(Part of a data file)
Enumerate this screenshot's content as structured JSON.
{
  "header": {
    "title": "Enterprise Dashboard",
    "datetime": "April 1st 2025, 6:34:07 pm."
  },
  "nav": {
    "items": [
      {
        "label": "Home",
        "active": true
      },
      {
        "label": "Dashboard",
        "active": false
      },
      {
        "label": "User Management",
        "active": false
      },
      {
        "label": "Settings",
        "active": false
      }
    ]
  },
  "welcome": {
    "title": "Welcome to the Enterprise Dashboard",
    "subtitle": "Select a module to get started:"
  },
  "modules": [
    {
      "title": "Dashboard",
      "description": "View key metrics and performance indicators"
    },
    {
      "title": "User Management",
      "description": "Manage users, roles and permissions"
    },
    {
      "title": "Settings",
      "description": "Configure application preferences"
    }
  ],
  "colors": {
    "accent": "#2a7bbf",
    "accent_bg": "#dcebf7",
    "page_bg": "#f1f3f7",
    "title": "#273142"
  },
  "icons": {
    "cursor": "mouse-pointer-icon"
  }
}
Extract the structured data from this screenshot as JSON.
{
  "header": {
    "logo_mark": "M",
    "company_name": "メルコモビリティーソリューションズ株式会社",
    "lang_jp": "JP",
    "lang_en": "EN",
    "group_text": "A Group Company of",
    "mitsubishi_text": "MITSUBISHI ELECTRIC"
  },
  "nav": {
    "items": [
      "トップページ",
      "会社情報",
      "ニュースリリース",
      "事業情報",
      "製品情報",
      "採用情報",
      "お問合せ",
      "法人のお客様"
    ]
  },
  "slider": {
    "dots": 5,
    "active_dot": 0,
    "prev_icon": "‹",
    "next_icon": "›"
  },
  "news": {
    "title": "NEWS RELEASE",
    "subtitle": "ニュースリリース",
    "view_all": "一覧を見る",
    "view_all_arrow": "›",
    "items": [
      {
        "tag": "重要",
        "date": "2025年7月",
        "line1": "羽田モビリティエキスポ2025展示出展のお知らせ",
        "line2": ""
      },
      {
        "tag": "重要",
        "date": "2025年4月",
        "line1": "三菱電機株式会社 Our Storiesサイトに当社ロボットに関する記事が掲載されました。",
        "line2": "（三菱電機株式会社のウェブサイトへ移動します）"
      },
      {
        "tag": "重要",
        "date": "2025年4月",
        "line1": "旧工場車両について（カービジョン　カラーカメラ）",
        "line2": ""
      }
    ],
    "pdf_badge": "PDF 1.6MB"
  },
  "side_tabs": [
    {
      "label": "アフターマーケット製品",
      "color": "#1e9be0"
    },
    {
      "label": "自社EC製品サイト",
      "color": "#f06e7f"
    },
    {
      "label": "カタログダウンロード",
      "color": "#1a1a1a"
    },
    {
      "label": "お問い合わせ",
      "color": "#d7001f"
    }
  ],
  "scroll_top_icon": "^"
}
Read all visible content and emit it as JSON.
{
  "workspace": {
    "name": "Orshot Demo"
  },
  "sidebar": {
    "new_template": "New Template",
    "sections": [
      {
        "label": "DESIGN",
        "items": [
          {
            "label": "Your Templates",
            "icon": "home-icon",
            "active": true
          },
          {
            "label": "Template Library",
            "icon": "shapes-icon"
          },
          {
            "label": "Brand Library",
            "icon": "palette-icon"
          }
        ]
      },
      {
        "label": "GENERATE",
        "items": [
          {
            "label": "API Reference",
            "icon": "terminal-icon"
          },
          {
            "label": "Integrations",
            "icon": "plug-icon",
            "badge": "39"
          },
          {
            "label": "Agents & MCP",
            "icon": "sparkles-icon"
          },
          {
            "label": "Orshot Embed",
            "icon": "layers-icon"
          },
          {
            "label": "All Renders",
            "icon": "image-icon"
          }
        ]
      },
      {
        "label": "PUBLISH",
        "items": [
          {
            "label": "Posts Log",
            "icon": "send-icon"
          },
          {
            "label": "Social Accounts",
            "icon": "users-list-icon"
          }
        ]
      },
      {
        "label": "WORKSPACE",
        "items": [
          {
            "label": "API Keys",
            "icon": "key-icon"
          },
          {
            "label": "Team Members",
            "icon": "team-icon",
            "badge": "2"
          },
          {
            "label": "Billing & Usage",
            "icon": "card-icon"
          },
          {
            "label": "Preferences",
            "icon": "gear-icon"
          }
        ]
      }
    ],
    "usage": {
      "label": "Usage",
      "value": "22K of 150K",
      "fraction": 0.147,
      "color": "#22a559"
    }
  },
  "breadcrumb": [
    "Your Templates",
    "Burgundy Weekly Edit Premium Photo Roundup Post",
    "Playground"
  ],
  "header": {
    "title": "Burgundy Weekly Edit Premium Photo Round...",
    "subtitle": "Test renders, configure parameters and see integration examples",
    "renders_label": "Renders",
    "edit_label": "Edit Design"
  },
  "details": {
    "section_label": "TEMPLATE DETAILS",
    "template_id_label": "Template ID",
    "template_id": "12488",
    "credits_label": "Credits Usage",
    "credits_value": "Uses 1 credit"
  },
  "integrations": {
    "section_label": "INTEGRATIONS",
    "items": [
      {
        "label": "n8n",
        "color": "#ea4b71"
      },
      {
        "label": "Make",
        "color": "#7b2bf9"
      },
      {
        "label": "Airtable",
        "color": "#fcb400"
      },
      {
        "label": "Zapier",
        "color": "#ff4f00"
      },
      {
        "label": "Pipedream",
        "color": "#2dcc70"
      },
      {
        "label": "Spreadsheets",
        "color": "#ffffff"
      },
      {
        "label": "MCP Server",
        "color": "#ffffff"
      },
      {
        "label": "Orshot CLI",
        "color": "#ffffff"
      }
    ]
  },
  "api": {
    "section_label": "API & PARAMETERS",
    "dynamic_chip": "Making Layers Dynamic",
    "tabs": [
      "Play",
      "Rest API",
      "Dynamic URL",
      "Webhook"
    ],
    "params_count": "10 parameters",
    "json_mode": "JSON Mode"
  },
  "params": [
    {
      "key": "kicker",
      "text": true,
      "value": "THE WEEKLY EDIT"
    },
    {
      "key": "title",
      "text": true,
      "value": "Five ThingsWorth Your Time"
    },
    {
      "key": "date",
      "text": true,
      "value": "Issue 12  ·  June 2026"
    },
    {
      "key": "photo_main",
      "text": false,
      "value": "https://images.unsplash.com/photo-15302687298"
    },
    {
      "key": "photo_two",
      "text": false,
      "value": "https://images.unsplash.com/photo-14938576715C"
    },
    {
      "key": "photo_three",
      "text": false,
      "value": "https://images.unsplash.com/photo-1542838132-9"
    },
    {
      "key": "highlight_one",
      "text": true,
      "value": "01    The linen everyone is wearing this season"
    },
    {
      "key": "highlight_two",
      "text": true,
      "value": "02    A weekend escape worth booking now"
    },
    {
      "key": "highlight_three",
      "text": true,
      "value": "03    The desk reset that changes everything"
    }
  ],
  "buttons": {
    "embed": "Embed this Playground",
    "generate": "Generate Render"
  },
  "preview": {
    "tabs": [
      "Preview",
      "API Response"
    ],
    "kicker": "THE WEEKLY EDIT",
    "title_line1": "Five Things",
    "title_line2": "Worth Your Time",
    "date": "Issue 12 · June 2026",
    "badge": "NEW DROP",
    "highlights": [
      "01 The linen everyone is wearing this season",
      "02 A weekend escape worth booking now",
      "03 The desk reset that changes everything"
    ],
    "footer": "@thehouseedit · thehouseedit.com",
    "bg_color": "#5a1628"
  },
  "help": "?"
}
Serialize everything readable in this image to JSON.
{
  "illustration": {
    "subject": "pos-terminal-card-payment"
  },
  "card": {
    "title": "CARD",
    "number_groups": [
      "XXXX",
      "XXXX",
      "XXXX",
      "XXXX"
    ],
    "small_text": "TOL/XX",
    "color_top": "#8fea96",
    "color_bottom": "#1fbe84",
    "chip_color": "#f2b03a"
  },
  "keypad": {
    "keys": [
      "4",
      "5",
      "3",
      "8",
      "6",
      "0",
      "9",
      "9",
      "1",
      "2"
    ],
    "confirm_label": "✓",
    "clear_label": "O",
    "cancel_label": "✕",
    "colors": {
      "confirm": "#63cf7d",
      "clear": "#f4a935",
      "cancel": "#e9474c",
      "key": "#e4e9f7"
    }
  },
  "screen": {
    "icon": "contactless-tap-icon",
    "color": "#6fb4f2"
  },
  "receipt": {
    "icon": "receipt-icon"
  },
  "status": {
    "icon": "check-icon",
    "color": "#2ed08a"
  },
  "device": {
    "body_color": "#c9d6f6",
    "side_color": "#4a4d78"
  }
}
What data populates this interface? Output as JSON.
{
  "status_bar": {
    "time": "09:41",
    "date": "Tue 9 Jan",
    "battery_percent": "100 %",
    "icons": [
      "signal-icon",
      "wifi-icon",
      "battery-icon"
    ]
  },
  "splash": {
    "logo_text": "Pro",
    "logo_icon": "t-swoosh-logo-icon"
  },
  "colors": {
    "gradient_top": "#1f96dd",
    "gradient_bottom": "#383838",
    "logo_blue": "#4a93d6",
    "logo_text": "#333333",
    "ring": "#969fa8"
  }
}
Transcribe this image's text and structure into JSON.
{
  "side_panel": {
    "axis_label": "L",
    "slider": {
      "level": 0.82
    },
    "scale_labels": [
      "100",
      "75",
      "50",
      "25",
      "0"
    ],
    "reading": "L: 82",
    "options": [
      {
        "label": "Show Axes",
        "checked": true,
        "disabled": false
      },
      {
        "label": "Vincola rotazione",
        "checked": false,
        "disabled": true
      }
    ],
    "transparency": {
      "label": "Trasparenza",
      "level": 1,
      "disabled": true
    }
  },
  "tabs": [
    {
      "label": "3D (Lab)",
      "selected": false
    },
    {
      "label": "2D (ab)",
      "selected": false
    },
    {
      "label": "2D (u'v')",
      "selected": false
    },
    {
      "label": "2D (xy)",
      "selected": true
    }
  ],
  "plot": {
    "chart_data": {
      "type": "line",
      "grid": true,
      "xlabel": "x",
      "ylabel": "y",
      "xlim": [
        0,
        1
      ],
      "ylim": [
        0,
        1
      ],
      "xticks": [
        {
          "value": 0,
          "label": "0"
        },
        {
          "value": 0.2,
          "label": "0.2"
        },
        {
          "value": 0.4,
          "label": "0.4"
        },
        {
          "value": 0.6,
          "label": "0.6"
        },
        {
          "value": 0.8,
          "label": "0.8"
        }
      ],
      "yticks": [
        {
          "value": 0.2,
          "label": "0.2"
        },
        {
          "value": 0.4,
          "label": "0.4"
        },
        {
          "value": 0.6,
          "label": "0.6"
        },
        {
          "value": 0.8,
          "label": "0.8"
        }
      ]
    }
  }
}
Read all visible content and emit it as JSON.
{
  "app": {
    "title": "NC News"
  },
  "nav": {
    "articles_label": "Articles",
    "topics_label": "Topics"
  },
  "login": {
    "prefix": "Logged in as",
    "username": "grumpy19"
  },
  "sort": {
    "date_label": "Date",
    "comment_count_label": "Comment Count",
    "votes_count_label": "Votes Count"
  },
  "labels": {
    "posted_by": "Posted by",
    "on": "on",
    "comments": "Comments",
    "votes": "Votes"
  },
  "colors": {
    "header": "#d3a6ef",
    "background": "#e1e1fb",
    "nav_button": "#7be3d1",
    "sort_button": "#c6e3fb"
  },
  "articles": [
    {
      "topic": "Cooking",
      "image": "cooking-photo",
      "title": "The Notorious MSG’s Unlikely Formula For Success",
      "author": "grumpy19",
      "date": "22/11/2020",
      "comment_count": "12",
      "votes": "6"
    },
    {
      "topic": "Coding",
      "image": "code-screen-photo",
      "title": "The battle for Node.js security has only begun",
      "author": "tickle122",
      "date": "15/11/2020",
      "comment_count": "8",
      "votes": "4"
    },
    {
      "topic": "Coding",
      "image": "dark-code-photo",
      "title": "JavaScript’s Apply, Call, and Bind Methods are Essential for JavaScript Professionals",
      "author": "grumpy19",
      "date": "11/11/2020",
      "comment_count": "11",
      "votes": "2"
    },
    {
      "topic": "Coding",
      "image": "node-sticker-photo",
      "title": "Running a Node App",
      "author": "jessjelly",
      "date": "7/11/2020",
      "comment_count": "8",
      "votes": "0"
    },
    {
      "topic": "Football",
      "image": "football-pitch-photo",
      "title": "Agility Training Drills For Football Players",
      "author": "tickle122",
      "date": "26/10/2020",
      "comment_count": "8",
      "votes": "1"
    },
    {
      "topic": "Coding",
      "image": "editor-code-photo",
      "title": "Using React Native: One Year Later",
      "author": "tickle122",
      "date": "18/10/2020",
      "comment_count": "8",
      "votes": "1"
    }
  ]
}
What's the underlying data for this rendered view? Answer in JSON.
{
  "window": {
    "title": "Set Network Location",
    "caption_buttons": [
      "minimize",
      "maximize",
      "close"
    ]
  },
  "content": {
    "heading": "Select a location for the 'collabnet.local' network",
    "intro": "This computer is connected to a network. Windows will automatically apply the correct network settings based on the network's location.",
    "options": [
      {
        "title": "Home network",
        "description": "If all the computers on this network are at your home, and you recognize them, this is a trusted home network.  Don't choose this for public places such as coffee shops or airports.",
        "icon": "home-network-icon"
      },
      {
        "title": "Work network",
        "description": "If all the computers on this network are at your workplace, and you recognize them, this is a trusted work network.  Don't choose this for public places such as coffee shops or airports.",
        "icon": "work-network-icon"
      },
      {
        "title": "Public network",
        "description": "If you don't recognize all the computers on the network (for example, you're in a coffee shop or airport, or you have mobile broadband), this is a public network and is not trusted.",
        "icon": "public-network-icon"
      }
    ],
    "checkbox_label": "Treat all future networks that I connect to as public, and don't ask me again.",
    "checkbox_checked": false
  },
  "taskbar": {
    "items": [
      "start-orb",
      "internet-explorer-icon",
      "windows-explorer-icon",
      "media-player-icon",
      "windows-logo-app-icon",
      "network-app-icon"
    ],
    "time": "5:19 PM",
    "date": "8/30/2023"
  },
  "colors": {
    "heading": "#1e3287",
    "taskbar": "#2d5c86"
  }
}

Set exercise:
Within the data above, pick out all lines holding the word "linen".

Result below:
      "value": "01    The linen everyone is wearing this season"
      "01 The linen everyone is wearing this season",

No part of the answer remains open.